====== Provided entries

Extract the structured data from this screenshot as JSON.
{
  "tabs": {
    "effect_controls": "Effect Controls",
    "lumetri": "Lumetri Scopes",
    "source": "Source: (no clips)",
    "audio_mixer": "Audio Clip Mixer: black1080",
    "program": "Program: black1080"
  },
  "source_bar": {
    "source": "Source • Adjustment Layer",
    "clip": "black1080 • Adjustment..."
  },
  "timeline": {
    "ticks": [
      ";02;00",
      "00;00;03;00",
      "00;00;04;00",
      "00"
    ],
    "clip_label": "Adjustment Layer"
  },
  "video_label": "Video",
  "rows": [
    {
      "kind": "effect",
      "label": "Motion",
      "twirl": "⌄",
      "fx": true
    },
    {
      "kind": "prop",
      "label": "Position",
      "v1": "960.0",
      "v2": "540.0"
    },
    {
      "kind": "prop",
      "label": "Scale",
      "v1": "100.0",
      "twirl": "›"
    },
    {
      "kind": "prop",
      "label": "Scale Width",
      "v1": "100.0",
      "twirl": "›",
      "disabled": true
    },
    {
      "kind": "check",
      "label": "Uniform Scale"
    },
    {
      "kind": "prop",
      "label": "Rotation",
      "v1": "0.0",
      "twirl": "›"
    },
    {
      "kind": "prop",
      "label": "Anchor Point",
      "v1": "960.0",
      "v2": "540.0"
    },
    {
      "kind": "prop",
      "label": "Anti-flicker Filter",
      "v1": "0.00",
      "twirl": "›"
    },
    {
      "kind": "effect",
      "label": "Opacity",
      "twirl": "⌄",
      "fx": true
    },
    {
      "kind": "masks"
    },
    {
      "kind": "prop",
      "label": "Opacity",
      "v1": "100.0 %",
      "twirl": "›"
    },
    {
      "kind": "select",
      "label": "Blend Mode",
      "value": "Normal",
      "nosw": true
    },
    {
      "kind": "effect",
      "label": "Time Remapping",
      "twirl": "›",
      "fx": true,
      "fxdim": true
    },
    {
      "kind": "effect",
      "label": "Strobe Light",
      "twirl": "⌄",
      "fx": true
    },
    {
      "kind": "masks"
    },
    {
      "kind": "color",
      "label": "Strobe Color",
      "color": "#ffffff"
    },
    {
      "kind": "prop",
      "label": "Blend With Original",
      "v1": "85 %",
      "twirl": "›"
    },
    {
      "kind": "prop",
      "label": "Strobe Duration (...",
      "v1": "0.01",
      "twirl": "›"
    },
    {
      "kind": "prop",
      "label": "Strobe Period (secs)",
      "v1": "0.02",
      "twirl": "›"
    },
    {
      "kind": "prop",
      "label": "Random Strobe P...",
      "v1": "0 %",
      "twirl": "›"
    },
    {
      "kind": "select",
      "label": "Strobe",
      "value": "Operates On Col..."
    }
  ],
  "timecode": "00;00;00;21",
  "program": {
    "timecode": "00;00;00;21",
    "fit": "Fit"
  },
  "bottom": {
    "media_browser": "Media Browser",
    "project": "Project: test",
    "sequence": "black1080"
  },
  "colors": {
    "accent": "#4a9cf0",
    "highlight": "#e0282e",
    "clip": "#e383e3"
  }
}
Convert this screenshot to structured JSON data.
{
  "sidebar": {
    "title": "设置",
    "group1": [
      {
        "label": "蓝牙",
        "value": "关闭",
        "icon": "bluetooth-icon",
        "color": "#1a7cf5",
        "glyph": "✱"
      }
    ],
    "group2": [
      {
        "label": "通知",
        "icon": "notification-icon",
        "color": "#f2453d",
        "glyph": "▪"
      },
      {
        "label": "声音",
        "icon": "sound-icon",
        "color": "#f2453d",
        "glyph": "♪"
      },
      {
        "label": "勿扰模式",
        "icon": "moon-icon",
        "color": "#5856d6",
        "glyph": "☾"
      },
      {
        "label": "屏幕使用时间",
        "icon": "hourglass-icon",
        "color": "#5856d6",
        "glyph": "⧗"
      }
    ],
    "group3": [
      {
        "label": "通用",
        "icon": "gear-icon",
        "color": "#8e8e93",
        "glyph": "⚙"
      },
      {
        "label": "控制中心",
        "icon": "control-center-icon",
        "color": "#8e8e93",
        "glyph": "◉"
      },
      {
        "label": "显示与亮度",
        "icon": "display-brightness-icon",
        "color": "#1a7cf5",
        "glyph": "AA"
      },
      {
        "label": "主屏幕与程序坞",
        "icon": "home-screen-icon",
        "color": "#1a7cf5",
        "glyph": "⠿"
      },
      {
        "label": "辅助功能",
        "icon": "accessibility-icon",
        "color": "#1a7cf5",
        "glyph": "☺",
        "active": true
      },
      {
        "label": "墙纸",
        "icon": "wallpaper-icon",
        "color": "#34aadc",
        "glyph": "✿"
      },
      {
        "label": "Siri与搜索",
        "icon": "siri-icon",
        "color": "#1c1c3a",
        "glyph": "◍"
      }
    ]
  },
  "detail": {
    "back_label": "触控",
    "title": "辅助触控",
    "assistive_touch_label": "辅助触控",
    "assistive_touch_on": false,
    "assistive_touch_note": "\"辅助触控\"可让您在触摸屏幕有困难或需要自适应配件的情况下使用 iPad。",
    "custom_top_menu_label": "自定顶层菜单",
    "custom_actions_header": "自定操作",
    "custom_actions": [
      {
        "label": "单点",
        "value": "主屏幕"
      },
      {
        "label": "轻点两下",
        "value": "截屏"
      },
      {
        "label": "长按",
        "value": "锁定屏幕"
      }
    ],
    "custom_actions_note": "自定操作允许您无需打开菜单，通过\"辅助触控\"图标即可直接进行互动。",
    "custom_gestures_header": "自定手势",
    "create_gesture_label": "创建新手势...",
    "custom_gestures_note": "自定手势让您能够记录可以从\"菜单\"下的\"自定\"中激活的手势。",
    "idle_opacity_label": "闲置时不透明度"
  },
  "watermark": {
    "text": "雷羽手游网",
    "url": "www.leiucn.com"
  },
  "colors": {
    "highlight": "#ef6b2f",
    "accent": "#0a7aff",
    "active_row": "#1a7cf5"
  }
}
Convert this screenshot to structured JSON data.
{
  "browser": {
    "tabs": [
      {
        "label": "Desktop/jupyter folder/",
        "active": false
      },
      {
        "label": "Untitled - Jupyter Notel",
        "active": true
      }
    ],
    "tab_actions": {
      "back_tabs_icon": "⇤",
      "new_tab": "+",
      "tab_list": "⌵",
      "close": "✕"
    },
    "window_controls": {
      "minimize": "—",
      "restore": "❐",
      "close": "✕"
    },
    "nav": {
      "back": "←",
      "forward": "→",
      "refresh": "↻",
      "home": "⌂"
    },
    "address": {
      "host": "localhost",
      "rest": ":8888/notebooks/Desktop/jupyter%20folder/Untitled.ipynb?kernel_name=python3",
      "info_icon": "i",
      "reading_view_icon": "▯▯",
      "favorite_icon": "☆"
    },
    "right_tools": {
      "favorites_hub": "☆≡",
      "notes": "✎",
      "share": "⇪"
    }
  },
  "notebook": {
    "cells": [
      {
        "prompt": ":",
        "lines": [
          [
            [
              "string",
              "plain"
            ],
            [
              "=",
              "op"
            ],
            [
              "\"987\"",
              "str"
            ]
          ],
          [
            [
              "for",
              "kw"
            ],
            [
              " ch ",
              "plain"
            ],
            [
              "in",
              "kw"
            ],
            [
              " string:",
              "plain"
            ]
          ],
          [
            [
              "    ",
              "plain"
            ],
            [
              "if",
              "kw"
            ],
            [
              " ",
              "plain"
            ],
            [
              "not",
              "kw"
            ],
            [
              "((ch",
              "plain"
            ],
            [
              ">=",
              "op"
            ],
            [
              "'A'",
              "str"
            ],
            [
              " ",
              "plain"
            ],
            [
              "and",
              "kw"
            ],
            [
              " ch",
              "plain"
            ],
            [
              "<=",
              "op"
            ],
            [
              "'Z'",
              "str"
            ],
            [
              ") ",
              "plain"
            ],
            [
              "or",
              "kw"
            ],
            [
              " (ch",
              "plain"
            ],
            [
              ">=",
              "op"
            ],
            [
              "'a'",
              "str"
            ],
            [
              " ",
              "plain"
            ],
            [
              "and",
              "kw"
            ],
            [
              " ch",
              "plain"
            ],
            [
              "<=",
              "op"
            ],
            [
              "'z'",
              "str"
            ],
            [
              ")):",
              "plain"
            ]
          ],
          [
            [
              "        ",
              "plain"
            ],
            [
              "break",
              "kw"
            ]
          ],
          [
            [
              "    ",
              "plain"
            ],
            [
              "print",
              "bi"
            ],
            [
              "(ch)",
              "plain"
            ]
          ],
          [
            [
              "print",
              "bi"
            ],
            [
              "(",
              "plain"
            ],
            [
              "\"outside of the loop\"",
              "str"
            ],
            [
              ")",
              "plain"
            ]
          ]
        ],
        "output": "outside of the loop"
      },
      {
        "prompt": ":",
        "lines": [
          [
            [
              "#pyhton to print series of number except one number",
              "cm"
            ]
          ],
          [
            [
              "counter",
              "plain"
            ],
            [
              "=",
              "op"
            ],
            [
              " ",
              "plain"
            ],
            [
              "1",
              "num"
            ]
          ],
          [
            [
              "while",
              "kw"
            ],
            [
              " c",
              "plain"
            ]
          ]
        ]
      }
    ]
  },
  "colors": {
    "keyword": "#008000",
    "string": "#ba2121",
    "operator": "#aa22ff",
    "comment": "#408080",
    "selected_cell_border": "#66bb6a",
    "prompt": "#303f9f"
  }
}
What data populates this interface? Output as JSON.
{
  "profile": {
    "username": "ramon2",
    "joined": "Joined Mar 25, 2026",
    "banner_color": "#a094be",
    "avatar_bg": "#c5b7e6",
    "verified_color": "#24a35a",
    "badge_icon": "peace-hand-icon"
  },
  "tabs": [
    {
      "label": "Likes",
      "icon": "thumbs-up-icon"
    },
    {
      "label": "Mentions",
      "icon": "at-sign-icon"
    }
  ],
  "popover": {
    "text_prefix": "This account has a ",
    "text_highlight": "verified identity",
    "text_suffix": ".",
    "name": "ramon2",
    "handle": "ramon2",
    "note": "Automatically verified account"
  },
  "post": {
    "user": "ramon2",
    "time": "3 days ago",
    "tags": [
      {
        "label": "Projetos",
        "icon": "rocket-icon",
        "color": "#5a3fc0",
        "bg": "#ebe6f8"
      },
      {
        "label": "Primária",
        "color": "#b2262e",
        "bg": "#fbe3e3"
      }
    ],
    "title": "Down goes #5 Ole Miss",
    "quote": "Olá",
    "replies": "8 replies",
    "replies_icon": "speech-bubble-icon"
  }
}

============

Search the data above for the string "glyph" and return every line that has it.

        "glyph": "✱"
        "glyph": "▪"
        "glyph": "♪"
        "glyph": "☾"
        "glyph": "⧗"
        "glyph": "⚙"
        "glyph": "◉"
        "glyph": "AA"
        "glyph": "⠿"
        "glyph": "☺",
        "glyph": "✿"
        "glyph": "◍"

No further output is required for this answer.